-------- DATA ENTRIES

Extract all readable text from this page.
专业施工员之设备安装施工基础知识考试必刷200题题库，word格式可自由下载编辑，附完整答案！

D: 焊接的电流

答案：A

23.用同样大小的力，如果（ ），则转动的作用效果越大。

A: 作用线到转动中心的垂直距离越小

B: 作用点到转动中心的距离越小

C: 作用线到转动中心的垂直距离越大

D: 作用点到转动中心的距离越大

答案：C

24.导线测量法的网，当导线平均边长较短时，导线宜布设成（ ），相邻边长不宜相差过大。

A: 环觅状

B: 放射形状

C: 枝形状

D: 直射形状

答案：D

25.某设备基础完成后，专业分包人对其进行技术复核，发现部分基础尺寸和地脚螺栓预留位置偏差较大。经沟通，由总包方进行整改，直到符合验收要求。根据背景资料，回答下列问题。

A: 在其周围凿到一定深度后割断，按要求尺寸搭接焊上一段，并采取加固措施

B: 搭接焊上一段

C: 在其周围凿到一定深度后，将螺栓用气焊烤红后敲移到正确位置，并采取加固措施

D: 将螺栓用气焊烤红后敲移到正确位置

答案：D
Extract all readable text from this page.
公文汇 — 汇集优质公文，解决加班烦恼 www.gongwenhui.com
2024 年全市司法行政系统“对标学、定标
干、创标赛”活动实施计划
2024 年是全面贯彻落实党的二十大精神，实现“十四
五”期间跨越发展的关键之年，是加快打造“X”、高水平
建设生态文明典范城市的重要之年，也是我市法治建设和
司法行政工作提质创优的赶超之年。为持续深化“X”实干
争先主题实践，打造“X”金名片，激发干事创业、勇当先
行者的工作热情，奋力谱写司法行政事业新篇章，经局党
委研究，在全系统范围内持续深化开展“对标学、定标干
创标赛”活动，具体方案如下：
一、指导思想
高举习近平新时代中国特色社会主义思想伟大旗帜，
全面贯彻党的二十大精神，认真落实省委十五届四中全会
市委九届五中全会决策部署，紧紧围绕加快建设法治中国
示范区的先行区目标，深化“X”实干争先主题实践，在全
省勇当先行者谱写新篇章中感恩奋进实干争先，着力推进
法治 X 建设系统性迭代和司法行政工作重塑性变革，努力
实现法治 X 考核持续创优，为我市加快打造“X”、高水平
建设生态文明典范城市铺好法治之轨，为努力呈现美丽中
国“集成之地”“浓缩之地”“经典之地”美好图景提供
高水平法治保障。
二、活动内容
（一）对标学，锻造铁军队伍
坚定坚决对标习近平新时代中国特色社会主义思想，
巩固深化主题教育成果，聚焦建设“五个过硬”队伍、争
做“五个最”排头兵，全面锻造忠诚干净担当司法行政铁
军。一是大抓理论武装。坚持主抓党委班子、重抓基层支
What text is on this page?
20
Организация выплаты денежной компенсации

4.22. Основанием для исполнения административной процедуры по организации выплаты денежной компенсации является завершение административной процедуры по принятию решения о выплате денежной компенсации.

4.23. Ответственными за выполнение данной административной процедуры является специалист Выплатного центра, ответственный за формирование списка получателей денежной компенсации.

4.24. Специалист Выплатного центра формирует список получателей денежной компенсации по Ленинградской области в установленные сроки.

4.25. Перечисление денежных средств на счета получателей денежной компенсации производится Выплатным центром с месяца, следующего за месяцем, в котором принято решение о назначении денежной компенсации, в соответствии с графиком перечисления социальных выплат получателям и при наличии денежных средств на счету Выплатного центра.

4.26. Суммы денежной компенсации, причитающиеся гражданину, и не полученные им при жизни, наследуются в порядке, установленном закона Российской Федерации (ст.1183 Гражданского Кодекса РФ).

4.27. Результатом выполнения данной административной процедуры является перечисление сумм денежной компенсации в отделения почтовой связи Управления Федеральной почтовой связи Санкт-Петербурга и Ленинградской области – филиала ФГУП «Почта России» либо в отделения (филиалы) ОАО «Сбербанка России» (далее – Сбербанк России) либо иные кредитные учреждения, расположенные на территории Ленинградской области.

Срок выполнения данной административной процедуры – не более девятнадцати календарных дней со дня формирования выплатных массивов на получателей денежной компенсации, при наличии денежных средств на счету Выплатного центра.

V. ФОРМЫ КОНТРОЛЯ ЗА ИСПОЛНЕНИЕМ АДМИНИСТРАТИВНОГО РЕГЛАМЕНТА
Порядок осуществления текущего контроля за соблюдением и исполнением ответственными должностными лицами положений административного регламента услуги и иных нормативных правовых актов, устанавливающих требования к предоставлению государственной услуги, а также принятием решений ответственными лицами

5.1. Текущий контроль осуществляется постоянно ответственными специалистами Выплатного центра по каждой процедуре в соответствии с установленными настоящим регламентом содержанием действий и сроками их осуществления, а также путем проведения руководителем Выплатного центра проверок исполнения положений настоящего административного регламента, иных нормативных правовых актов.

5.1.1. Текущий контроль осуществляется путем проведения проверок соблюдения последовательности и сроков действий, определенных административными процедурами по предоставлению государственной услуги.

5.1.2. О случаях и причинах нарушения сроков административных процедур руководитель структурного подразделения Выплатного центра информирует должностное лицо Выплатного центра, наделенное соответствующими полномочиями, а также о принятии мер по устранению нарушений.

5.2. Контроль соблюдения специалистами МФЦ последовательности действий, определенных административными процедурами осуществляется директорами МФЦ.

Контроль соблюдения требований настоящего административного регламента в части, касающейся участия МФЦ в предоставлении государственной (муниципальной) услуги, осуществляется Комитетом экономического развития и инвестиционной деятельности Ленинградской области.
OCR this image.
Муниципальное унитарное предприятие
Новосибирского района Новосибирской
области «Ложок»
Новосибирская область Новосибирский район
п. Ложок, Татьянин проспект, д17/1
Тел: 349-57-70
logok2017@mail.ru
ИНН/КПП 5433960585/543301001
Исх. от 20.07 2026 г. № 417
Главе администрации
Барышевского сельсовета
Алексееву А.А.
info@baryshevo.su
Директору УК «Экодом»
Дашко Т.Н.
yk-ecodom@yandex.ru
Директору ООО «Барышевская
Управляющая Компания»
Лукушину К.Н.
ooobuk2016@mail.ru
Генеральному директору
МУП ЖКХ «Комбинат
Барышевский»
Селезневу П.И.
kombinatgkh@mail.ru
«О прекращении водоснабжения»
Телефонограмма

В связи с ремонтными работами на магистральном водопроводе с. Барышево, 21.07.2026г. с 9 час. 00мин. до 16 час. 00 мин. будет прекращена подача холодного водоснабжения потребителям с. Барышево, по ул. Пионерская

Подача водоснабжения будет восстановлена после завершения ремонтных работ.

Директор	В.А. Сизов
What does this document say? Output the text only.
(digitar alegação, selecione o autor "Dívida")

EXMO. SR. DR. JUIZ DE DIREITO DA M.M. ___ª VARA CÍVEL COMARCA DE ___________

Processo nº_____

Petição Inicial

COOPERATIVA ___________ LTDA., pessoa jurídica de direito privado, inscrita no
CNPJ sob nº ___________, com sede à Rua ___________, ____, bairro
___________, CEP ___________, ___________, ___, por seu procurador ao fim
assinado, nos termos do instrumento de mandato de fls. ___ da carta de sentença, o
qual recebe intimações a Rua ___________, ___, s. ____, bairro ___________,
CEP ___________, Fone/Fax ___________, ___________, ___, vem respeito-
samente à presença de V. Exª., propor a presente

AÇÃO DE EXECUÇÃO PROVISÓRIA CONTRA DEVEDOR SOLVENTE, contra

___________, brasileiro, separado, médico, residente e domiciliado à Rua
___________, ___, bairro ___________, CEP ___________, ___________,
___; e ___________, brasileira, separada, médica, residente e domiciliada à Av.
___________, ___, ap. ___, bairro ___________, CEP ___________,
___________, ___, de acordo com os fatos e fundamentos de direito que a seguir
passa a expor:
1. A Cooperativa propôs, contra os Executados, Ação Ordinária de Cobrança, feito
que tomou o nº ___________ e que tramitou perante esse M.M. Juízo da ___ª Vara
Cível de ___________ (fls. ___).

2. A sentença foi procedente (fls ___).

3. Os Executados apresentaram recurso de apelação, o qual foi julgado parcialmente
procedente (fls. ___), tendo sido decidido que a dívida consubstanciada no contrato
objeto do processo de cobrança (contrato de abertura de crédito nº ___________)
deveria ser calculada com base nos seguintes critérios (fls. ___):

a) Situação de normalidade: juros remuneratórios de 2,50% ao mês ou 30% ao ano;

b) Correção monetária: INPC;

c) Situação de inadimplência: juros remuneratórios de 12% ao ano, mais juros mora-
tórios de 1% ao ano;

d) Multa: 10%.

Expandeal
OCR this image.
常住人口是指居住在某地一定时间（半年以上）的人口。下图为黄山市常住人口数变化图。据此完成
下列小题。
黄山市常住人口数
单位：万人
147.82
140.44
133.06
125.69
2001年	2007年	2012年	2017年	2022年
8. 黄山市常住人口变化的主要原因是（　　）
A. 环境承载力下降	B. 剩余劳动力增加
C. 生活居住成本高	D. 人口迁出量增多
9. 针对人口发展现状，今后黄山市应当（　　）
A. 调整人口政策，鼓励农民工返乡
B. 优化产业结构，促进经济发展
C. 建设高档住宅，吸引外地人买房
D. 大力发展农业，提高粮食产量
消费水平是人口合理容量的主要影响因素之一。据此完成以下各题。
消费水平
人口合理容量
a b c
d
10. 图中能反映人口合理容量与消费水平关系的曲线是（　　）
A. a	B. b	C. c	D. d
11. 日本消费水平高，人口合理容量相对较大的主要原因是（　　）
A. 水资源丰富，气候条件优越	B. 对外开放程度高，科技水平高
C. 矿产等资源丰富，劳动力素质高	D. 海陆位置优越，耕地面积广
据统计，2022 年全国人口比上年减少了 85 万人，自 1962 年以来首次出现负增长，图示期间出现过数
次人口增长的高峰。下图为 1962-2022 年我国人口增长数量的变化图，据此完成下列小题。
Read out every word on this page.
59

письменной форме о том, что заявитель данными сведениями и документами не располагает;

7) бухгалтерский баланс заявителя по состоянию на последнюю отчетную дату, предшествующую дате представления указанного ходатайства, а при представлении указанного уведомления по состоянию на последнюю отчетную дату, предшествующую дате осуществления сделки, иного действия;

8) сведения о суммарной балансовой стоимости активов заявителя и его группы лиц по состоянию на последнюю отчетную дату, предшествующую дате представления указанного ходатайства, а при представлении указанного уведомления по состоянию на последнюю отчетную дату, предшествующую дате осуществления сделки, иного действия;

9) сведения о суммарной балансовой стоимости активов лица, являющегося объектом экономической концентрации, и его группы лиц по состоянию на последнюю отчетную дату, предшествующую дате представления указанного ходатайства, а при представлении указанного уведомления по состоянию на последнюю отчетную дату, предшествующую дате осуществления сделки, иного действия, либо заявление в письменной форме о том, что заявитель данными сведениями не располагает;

----------------

TASK TO COMPLETE
Determine the number of lines in the records that include the string "сделки", and respond with that number only.

THE RESPONSE
3